▸ WHAT THIS TASK INVOLVES
The records below must be output exactly, without pictures.

▸ GIVEN ENTRIES

---------------

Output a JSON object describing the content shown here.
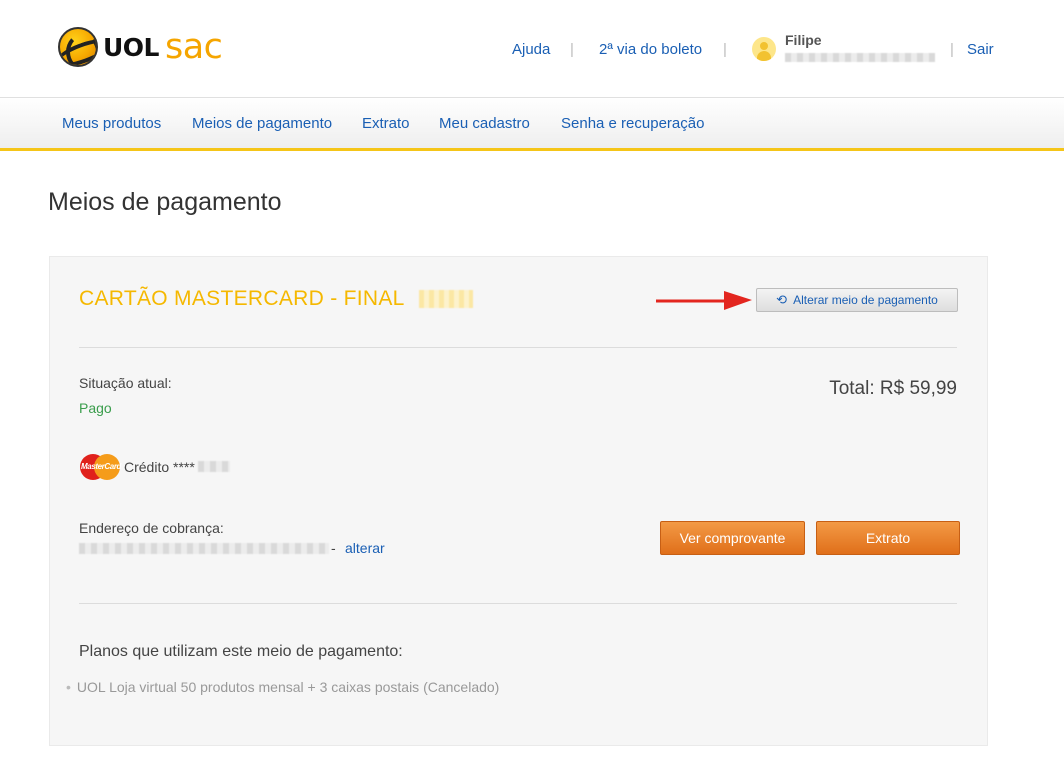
{
  "header": {
    "logo_uol": "UOL",
    "logo_sac": "sac",
    "nav": {
      "help": "Ajuda",
      "boleto": "2ª via do boleto",
      "logout": "Sair"
    },
    "separator": "|",
    "user": {
      "name": "Filipe"
    }
  },
  "menu": {
    "items": [
      {
        "label": "Meus produtos"
      },
      {
        "label": "Meios de pagamento"
      },
      {
        "label": "Extrato"
      },
      {
        "label": "Meu cadastro"
      },
      {
        "label": "Senha e recuperação"
      }
    ]
  },
  "page": {
    "title": "Meios de pagamento"
  },
  "payment": {
    "card_title": "CARTÃO MASTERCARD - FINAL",
    "change_button": "Alterar meio de pagamento",
    "status_label": "Situação atual:",
    "status_value": "Pago",
    "total": "Total: R$ 59,99",
    "card_brand": "MasterCard",
    "credit_text": "Crédito ****",
    "billing_label": "Endereço de cobrança:",
    "address_dash": "-",
    "alterar": "alterar",
    "view_receipt_button": "Ver comprovante",
    "statement_button": "Extrato"
  },
  "plans": {
    "title": "Planos que utilizam este meio de pagamento:",
    "items": [
      {
        "text": "UOL Loja virtual 50 produtos mensal + 3 caixas postais (Cancelado)"
      }
    ]
  },
  "colors": {
    "link": "#1a5fb4",
    "accent_yellow": "#f5b800",
    "status_green": "#3a9d4c",
    "button_orange": "#e87d2a"
  }
}
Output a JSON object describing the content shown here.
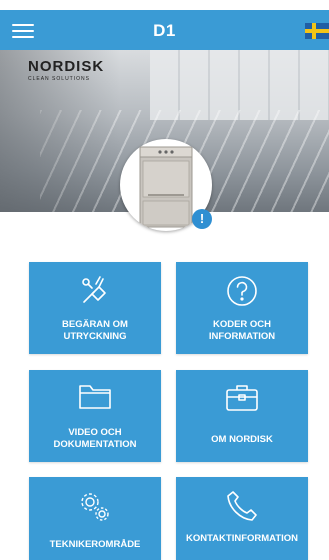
{
  "app": {
    "title": "D1",
    "menu_icon": "hamburger-menu-icon",
    "language_flag": "swedish-flag-icon",
    "brand_color": "#3a9bd5"
  },
  "hero": {
    "logo_main": "NORDISK",
    "logo_sub": "CLEAN SOLUTIONS",
    "info_badge": "!"
  },
  "tiles": [
    {
      "label": "BEGÄRAN OM UTRYCKNING",
      "icon": "service-tools-icon"
    },
    {
      "label": "KODER OCH INFORMATION",
      "icon": "question-circle-icon"
    },
    {
      "label": "VIDEO OCH DOKUMENTATION",
      "icon": "folder-icon"
    },
    {
      "label": "OM NORDISK",
      "icon": "briefcase-icon"
    },
    {
      "label": "TEKNIKEROMRÅDE",
      "icon": "gears-icon"
    },
    {
      "label": "KONTAKTINFORMATION",
      "icon": "phone-icon"
    }
  ]
}
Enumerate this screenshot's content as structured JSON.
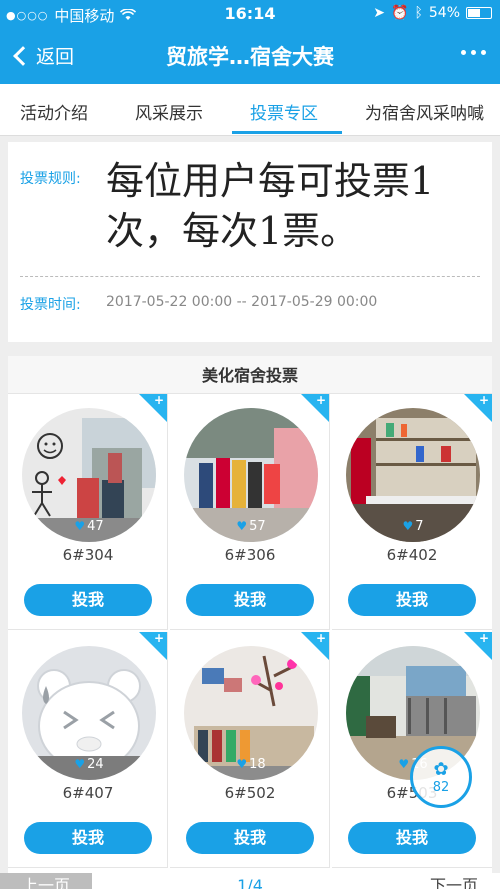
{
  "status_bar": {
    "signal": "●○○○",
    "carrier": "中国移动",
    "time": "16:14",
    "battery": "54%"
  },
  "nav": {
    "back_label": "返回",
    "title": "贸旅学…宿舍大赛"
  },
  "tabs": [
    {
      "label": "活动介绍"
    },
    {
      "label": "风采展示"
    },
    {
      "label": "投票专区"
    },
    {
      "label": "为宿舍风采呐喊"
    }
  ],
  "active_tab": "投票专区",
  "rules": {
    "rule_label": "投票规则:",
    "rule_text": "每位用户每可投票1次，每次1票。",
    "time_label": "投票时间:",
    "time_text": "2017-05-22 00:00 -- 2017-05-29 00:00"
  },
  "section_title": "美化宿舍投票",
  "entries": [
    {
      "room": "6#304",
      "likes": "47",
      "vote_label": "投我"
    },
    {
      "room": "6#306",
      "likes": "57",
      "vote_label": "投我"
    },
    {
      "room": "6#402",
      "likes": "7",
      "vote_label": "投我"
    },
    {
      "room": "6#407",
      "likes": "24",
      "vote_label": "投我"
    },
    {
      "room": "6#502",
      "likes": "18",
      "vote_label": "投我"
    },
    {
      "room": "6#503",
      "likes": "16",
      "vote_label": "投我"
    }
  ],
  "float_badge": {
    "count": "82"
  },
  "pager": {
    "prev_label": "上一页",
    "page": "1/4",
    "next_label": "下一页"
  },
  "colors": {
    "accent": "#1aa1e6",
    "corner": "#28b4f0"
  }
}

---------------

▸ EXERCISE RESULT
Output a JSON object describing the content shown here.
{
  "header": {
    "logo_uol": "UOL",
    "logo_sac": "sac",
    "nav": {
      "help": "Ajuda",
      "boleto": "2ª via do boleto",
      "logout": "Sair"
    },
    "separator": "|",
    "user": {
      "name": "Filipe"
    }
  },
  "menu": {
    "items": [
      {
        "label": "Meus produtos"
      },
      {
        "label": "Meios de pagamento"
      },
      {
        "label": "Extrato"
      },
      {
        "label": "Meu cadastro"
      },
      {
        "label": "Senha e recuperação"
      }
    ]
  },
  "page": {
    "title": "Meios de pagamento"
  },
  "payment": {
    "card_title": "CARTÃO MASTERCARD - FINAL",
    "change_button": "Alterar meio de pagamento",
    "status_label": "Situação atual:",
    "status_value": "Pago",
    "total": "Total: R$ 59,99",
    "card_brand": "MasterCard",
    "credit_text": "Crédito ****",
    "billing_label": "Endereço de cobrança:",
    "address_dash": "-",
    "alterar": "alterar",
    "view_receipt_button": "Ver comprovante",
    "statement_button": "Extrato"
  },
  "plans": {
    "title": "Planos que utilizam este meio de pagamento:",
    "items": [
      {
        "text": "UOL Loja virtual 50 produtos mensal + 3 caixas postais (Cancelado)"
      }
    ]
  },
  "colors": {
    "link": "#1a5fb4",
    "accent_yellow": "#f5b800",
    "status_green": "#3a9d4c",
    "button_orange": "#e87d2a"
  }
}
Output a JSON object describing the content shown here.
{
  "app": {
    "title": "D1",
    "menu_icon": "hamburger-menu-icon",
    "language_flag": "swedish-flag-icon",
    "brand_color": "#3a9bd5"
  },
  "hero": {
    "logo_main": "NORDISK",
    "logo_sub": "CLEAN SOLUTIONS",
    "info_badge": "!"
  },
  "tiles": [
    {
      "label": "BEGÄRAN OM UTRYCKNING",
      "icon": "service-tools-icon"
    },
    {
      "label": "KODER OCH INFORMATION",
      "icon": "question-circle-icon"
    },
    {
      "label": "VIDEO OCH DOKUMENTATION",
      "icon": "folder-icon"
    },
    {
      "label": "OM NORDISK",
      "icon": "briefcase-icon"
    },
    {
      "label": "TEKNIKEROMRÅDE",
      "icon": "gears-icon"
    },
    {
      "label": "KONTAKTINFORMATION",
      "icon": "phone-icon"
    }
  ]
}
Enumerate this screenshot's content as structured JSON.
{
  "status_bar": {
    "signal": "●○○○",
    "carrier": "中国移动",
    "time": "16:14",
    "battery": "54%"
  },
  "nav": {
    "back_label": "返回",
    "title": "贸旅学…宿舍大赛"
  },
  "tabs": [
    {
      "label": "活动介绍"
    },
    {
      "label": "风采展示"
    },
    {
      "label": "投票专区"
    },
    {
      "label": "为宿舍风采呐喊"
    }
  ],
  "active_tab": "投票专区",
  "rules": {
    "rule_label": "投票规则:",
    "rule_text": "每位用户每可投票1次，每次1票。",
    "time_label": "投票时间:",
    "time_text": "2017-05-22 00:00 -- 2017-05-29 00:00"
  },
  "section_title": "美化宿舍投票",
  "entries": [
    {
      "room": "6#304",
      "likes": "47",
      "vote_label": "投我"
    },
    {
      "room": "6#306",
      "likes": "57",
      "vote_label": "投我"
    },
    {
      "room": "6#402",
      "likes": "7",
      "vote_label": "投我"
    },
    {
      "room": "6#407",
      "likes": "24",
      "vote_label": "投我"
    },
    {
      "room": "6#502",
      "likes": "18",
      "vote_label": "投我"
    },
    {
      "room": "6#503",
      "likes": "16",
      "vote_label": "投我"
    }
  ],
  "float_badge": {
    "count": "82"
  },
  "pager": {
    "prev_label": "上一页",
    "page": "1/4",
    "next_label": "下一页"
  },
  "colors": {
    "accent": "#1aa1e6",
    "corner": "#28b4f0"
  }
}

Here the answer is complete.